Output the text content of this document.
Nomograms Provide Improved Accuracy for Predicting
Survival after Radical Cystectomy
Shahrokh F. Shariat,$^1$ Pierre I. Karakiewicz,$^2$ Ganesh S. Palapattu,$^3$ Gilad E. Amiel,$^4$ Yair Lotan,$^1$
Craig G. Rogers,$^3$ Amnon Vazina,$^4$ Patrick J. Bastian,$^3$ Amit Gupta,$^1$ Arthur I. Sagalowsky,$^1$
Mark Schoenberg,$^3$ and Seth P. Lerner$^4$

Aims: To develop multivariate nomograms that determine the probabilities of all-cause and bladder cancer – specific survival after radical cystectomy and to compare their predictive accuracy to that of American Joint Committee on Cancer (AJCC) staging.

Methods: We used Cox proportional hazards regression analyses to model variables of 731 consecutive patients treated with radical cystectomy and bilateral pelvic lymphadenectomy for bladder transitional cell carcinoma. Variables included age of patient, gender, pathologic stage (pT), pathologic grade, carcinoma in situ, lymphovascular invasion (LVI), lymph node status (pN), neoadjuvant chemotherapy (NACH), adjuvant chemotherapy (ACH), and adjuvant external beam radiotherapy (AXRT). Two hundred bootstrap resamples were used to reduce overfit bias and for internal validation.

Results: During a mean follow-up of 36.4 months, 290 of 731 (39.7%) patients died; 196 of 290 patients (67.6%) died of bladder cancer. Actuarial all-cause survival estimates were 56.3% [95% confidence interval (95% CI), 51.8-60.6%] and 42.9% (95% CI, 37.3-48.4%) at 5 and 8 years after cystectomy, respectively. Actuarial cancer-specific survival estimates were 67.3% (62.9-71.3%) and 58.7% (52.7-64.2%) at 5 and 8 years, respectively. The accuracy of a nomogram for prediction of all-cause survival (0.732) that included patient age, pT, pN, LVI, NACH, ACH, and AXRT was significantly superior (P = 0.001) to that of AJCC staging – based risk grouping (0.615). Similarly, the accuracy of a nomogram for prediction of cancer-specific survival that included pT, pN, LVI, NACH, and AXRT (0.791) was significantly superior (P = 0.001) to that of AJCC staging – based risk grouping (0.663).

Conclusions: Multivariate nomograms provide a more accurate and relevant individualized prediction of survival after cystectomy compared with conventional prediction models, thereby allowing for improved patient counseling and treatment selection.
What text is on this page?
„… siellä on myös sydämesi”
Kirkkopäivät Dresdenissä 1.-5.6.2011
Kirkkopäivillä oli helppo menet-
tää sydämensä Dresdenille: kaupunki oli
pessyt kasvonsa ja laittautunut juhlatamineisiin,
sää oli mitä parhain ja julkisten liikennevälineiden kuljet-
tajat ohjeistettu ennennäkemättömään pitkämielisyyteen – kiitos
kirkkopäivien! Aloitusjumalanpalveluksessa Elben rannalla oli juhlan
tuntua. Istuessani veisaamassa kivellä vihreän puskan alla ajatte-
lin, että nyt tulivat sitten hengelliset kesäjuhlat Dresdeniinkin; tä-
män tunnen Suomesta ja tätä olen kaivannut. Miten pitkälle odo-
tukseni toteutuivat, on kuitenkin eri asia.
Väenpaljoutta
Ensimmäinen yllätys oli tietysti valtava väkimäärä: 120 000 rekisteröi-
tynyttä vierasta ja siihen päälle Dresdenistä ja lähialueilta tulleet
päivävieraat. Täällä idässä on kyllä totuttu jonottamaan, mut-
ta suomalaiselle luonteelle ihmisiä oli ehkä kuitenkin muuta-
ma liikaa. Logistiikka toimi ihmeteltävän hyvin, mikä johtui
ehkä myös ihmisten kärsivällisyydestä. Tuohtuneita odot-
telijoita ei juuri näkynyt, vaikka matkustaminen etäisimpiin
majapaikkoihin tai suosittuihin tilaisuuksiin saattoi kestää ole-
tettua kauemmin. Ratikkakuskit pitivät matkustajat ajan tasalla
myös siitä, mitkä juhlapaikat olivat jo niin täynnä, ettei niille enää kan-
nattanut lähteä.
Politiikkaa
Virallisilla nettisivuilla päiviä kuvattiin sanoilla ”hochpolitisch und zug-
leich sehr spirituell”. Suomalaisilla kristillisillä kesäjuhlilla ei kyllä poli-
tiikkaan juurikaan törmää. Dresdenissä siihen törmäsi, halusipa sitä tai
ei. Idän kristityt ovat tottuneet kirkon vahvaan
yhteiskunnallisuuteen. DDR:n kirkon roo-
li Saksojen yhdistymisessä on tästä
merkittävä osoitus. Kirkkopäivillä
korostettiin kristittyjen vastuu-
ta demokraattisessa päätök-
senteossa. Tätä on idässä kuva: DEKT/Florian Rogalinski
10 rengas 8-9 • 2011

◆ ABOUT THIS EXERCISE
Set out every line from the material that contains the string "bladder".

◆ RESPONSE FOR THIS EXERCISE
Aims: To develop multivariate nomograms that determine the probabilities of all-cause and bladder cancer – specific survival after radical cystectomy and to compare their predictive accuracy to that of American Joint Committee on Cancer (AJCC) staging.
Methods: We used Cox proportional hazards regression analyses to model variables of 731 consecutive patients treated with radical cystectomy and bilateral pelvic lymphadenectomy for bladder transitional cell carcinoma. Variables included age of patient, gender, pathologic stage (pT), pathologic grade, carcinoma in situ, lymphovascular invasion (LVI), lymph node status (pN), neoadjuvant chemotherapy (NACH), adjuvant chemotherapy (ACH), and adjuvant external beam radiotherapy (AXRT). Two hundred bootstrap resamples were used to reduce overfit bias and for internal validation.
Results: During a mean follow-up of 36.4 months, 290 of 731 (39.7%) patients died; 196 of 290 patients (67.6%) died of bladder cancer. Actuarial all-cause survival estimates were 56.3% [95% confidence interval (95% CI), 51.8-60.6%] and 42.9% (95% CI, 37.3-48.4%) at 5 and 8 years after cystectomy, respectively. Actuarial cancer-specific survival estimates were 67.3% (62.9-71.3%) and 58.7% (52.7-64.2%) at 5 and 8 years, respectively. The accuracy of a nomogram for prediction of all-cause survival (0.732) that included patient age, pT, pN, LVI, NACH, ACH, and AXRT was significantly superior (P = 0.001) to that of AJCC staging – based risk grouping (0.615). Similarly, the accuracy of a nomogram for prediction of cancer-specific survival that included pT, pN, LVI, NACH, and AXRT (0.791) was significantly superior (P = 0.001) to that of AJCC staging – based risk grouping (0.663).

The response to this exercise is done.